--- Work to be completed ---
Filter the data for lines with the word "screenshot", then copy every line so identified.

[Structured figure records]
------------------------------------------------------------
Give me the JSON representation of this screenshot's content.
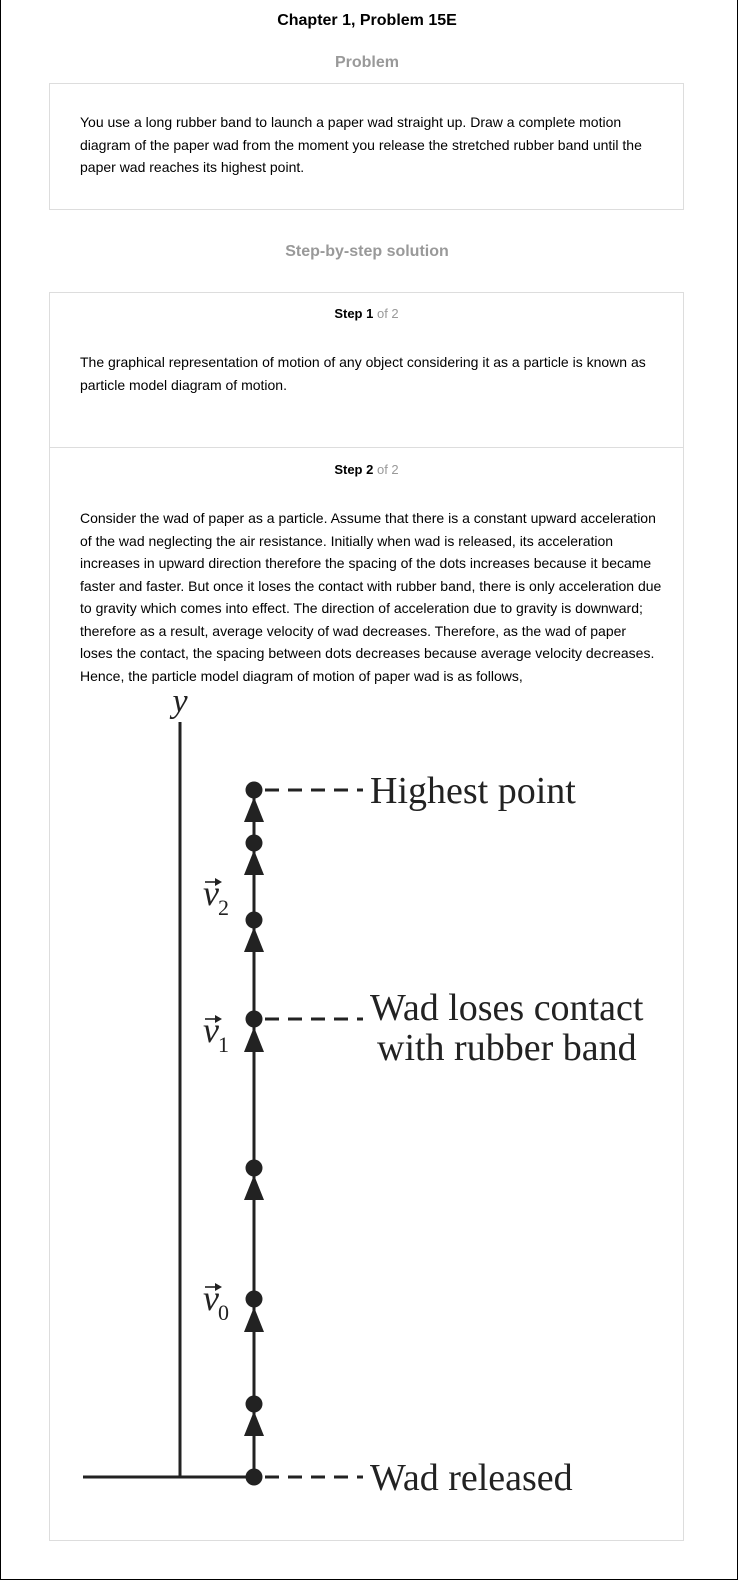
{
  "header": {
    "title": "Chapter 1, Problem 15E"
  },
  "problem": {
    "heading": "Problem",
    "text": "You use a long rubber band to launch a paper wad straight up. Draw a complete motion diagram of the paper wad from the moment you release the stretched rubber band until the paper wad reaches its highest point."
  },
  "solution": {
    "heading": "Step-by-step solution",
    "steps": [
      {
        "label": "Step 1",
        "of": "of 2",
        "text": "The graphical representation of motion of any object considering it as a particle is known as particle model diagram of motion."
      },
      {
        "label": "Step 2",
        "of": "of 2",
        "text": "Consider the wad of paper as a particle. Assume that there is a constant upward acceleration of the wad neglecting the air resistance. Initially when wad is released, its acceleration increases in upward direction therefore the spacing of the dots increases because it became faster and faster. But once it loses the contact with rubber band, there is only acceleration due to gravity which comes into effect. The direction of acceleration due to gravity is downward; therefore as a result, average velocity of wad decreases. Therefore, as the wad of paper loses the contact, the spacing between dots decreases because average velocity decreases. Hence, the particle model diagram of motion of paper wad is as follows,"
      }
    ]
  },
  "diagram": {
    "axis_label": "y",
    "labels": {
      "highest": "Highest point",
      "loses_line1": "Wad loses contact",
      "loses_line2": "with rubber band",
      "released": "Wad released"
    },
    "velocity_labels": [
      {
        "symbol": "v",
        "subscript": "2"
      },
      {
        "symbol": "v",
        "subscript": "1"
      },
      {
        "symbol": "v",
        "subscript": "0"
      }
    ]
  }
}
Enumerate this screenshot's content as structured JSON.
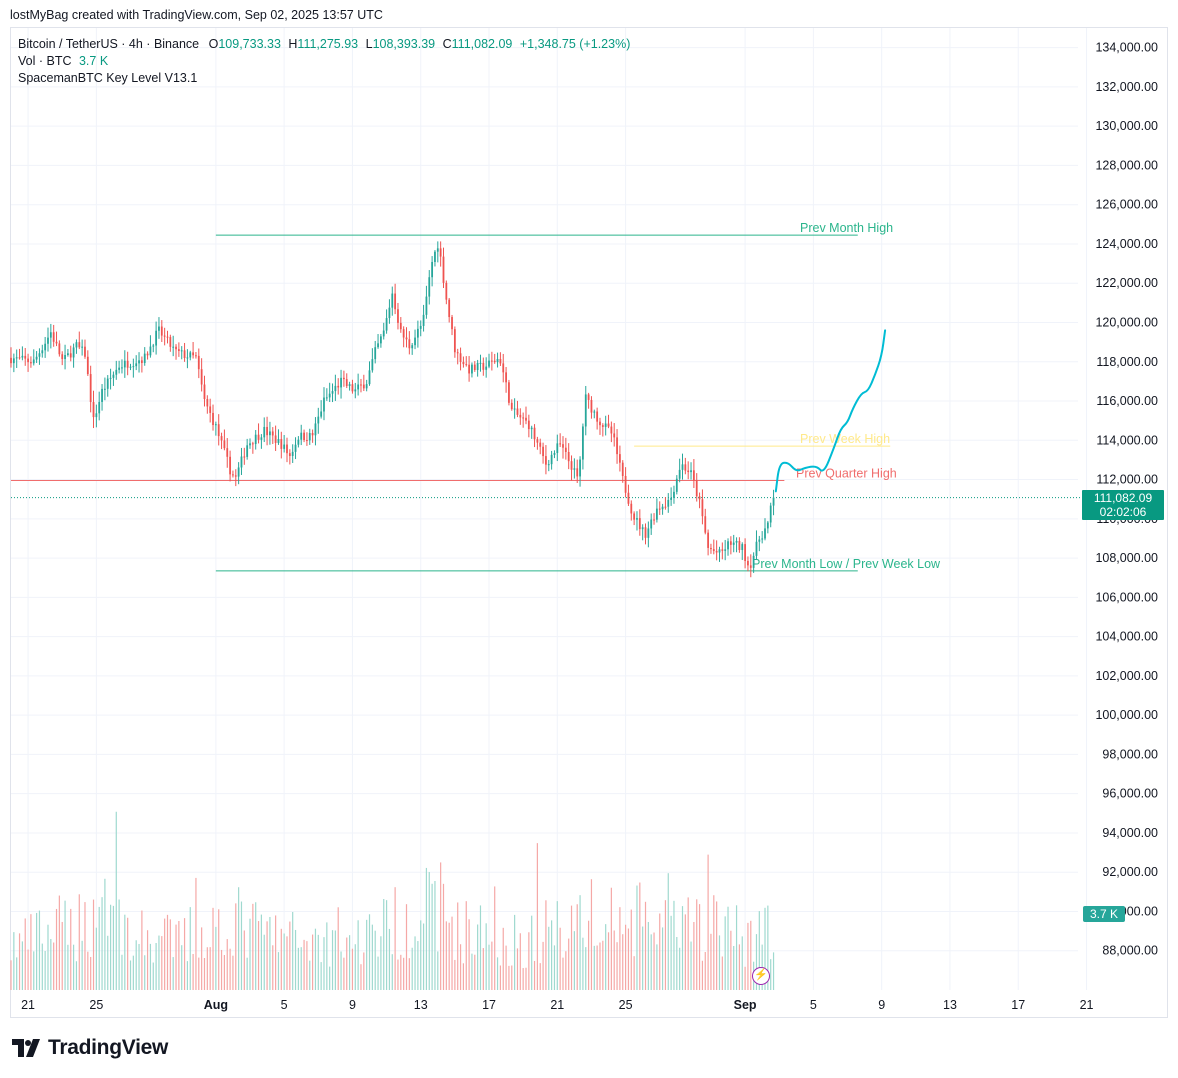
{
  "credit": "lostMyBag created with TradingView.com, Sep 02, 2025 13:57 UTC",
  "legend": {
    "symbol": "Bitcoin / TetherUS · 4h · Binance",
    "o_label": "O",
    "o_value": "109,733.33",
    "h_label": "H",
    "h_value": "111,275.93",
    "l_label": "L",
    "l_value": "108,393.39",
    "c_label": "C",
    "c_value": "111,082.09",
    "change": "+1,348.75 (+1.23%)",
    "vol_label": "Vol · BTC",
    "vol_value": "3.7 K",
    "indicator": "SpacemanBTC Key Level V13.1"
  },
  "price_tag": {
    "price": "111,082.09",
    "countdown": "02:02:06"
  },
  "volume_tag": "3.7 K",
  "brand": "TradingView",
  "colors": {
    "up": "#26a69a",
    "down": "#ef5350",
    "accent": "#089981",
    "projection": "#00bcd4",
    "monthly": "#2bb58c",
    "quarter": "#f06d6d",
    "week_high": "#ffe98a"
  },
  "chart_data": {
    "type": "candlestick",
    "timeframe": "4h",
    "y_range": [
      86000,
      135000
    ],
    "y_ticks": [
      134000,
      132000,
      130000,
      128000,
      126000,
      124000,
      122000,
      120000,
      118000,
      116000,
      114000,
      112000,
      110000,
      108000,
      106000,
      104000,
      102000,
      100000,
      98000,
      96000,
      94000,
      92000,
      90000,
      88000
    ],
    "y_tick_labels": [
      "134,000.00",
      "132,000.00",
      "130,000.00",
      "128,000.00",
      "126,000.00",
      "124,000.00",
      "122,000.00",
      "120,000.00",
      "118,000.00",
      "116,000.00",
      "114,000.00",
      "112,000.00",
      "110,000.00",
      "108,000.00",
      "106,000.00",
      "104,000.00",
      "102,000.00",
      "100,000.00",
      "98,000.00",
      "96,000.00",
      "94,000.00",
      "92,000.00",
      "90,000.00",
      "88,000.00"
    ],
    "x_day_range": [
      -11.0,
      51.5
    ],
    "x_ticks": [
      {
        "label": "21",
        "day": -10
      },
      {
        "label": "25",
        "day": -6
      },
      {
        "label": "Aug",
        "day": 1,
        "bold": true
      },
      {
        "label": "5",
        "day": 5
      },
      {
        "label": "9",
        "day": 9
      },
      {
        "label": "13",
        "day": 13
      },
      {
        "label": "17",
        "day": 17
      },
      {
        "label": "21",
        "day": 21
      },
      {
        "label": "25",
        "day": 25
      },
      {
        "label": "Sep",
        "day": 32,
        "bold": true
      },
      {
        "label": "5",
        "day": 36
      },
      {
        "label": "9",
        "day": 40
      },
      {
        "label": "13",
        "day": 44
      },
      {
        "label": "17",
        "day": 48
      },
      {
        "label": "21",
        "day": 52
      }
    ],
    "price_path": [
      [
        -11.0,
        118200
      ],
      [
        -9.5,
        118000
      ],
      [
        -8.5,
        119500
      ],
      [
        -7.8,
        118000
      ],
      [
        -7.0,
        118800
      ],
      [
        -6.5,
        118400
      ],
      [
        -6.0,
        115000
      ],
      [
        -5.5,
        116500
      ],
      [
        -4.5,
        117800
      ],
      [
        -3.0,
        118200
      ],
      [
        -2.2,
        119600
      ],
      [
        -1.2,
        118500
      ],
      [
        -0.5,
        118300
      ],
      [
        0.0,
        118200
      ],
      [
        0.5,
        116000
      ],
      [
        1.2,
        114600
      ],
      [
        2.0,
        112500
      ],
      [
        2.3,
        112000
      ],
      [
        3.0,
        113800
      ],
      [
        4.0,
        114500
      ],
      [
        5.0,
        113800
      ],
      [
        5.5,
        113200
      ],
      [
        6.0,
        114200
      ],
      [
        6.8,
        114200
      ],
      [
        7.5,
        116000
      ],
      [
        8.5,
        117000
      ],
      [
        9.3,
        116500
      ],
      [
        10.0,
        117000
      ],
      [
        10.5,
        118500
      ],
      [
        11.0,
        119500
      ],
      [
        11.5,
        121500
      ],
      [
        12.0,
        119500
      ],
      [
        12.5,
        118800
      ],
      [
        13.3,
        120000
      ],
      [
        13.8,
        123000
      ],
      [
        14.2,
        124100
      ],
      [
        14.7,
        121000
      ],
      [
        15.2,
        118500
      ],
      [
        16.0,
        117600
      ],
      [
        17.0,
        117800
      ],
      [
        17.8,
        118200
      ],
      [
        18.5,
        115500
      ],
      [
        19.5,
        114800
      ],
      [
        20.5,
        112800
      ],
      [
        21.3,
        113800
      ],
      [
        22.0,
        112700
      ],
      [
        22.4,
        111900
      ],
      [
        22.8,
        116200
      ],
      [
        23.6,
        115000
      ],
      [
        24.4,
        114300
      ],
      [
        25.0,
        112000
      ],
      [
        25.6,
        110200
      ],
      [
        26.3,
        109200
      ],
      [
        27.0,
        110500
      ],
      [
        27.8,
        111000
      ],
      [
        28.4,
        112800
      ],
      [
        29.0,
        112300
      ],
      [
        29.5,
        110800
      ],
      [
        30.0,
        108500
      ],
      [
        30.7,
        108200
      ],
      [
        31.3,
        108800
      ],
      [
        32.0,
        108500
      ],
      [
        32.4,
        107500
      ],
      [
        33.0,
        109000
      ],
      [
        33.5,
        109700
      ],
      [
        33.8,
        111082
      ]
    ],
    "volume_path": [
      [
        -11.0,
        100
      ],
      [
        -8.0,
        140
      ],
      [
        -6.0,
        160
      ],
      [
        -5.8,
        240
      ],
      [
        -4.0,
        120
      ],
      [
        -1.0,
        110
      ],
      [
        2.0,
        160
      ],
      [
        3.0,
        140
      ],
      [
        5.0,
        120
      ],
      [
        9.0,
        110
      ],
      [
        11.5,
        150
      ],
      [
        14.3,
        200
      ],
      [
        15.0,
        140
      ],
      [
        19.0,
        110
      ],
      [
        22.8,
        180
      ],
      [
        23.5,
        120
      ],
      [
        26.0,
        160
      ],
      [
        28.0,
        130
      ],
      [
        30.0,
        150
      ],
      [
        32.0,
        120
      ],
      [
        33.8,
        160
      ]
    ],
    "volume_max_price_equiv": 26,
    "key_levels": [
      {
        "label": "Prev Month High",
        "price": 124450,
        "from_day": 1,
        "to_day": 38.6
      },
      {
        "label": "Prev Quarter High",
        "price": 111950,
        "from_day": -11,
        "to_day": 34.3
      },
      {
        "label": "Prev Week High",
        "price": 113700,
        "from_day": 25.5,
        "to_day": 40.5
      },
      {
        "label": "Prev Month Low / Prev Week Low",
        "price": 107350,
        "from_day": 1,
        "to_day": 38.6
      }
    ],
    "current_price": 111082.09,
    "projection": [
      [
        33.8,
        111400
      ],
      [
        34.0,
        112800
      ],
      [
        34.5,
        112900
      ],
      [
        35.0,
        112400
      ],
      [
        35.5,
        112600
      ],
      [
        36.2,
        112700
      ],
      [
        36.6,
        112300
      ],
      [
        37.2,
        113600
      ],
      [
        37.6,
        114600
      ],
      [
        38.0,
        114900
      ],
      [
        38.3,
        115600
      ],
      [
        38.8,
        116400
      ],
      [
        39.2,
        116500
      ],
      [
        39.6,
        117300
      ],
      [
        40.0,
        118300
      ],
      [
        40.2,
        119600
      ]
    ]
  }
}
------------------------------------------------------------
--- Solution for this problem ---
Give me the JSON representation of this screenshot's content.
Enumerate this screenshot's content as structured JSON.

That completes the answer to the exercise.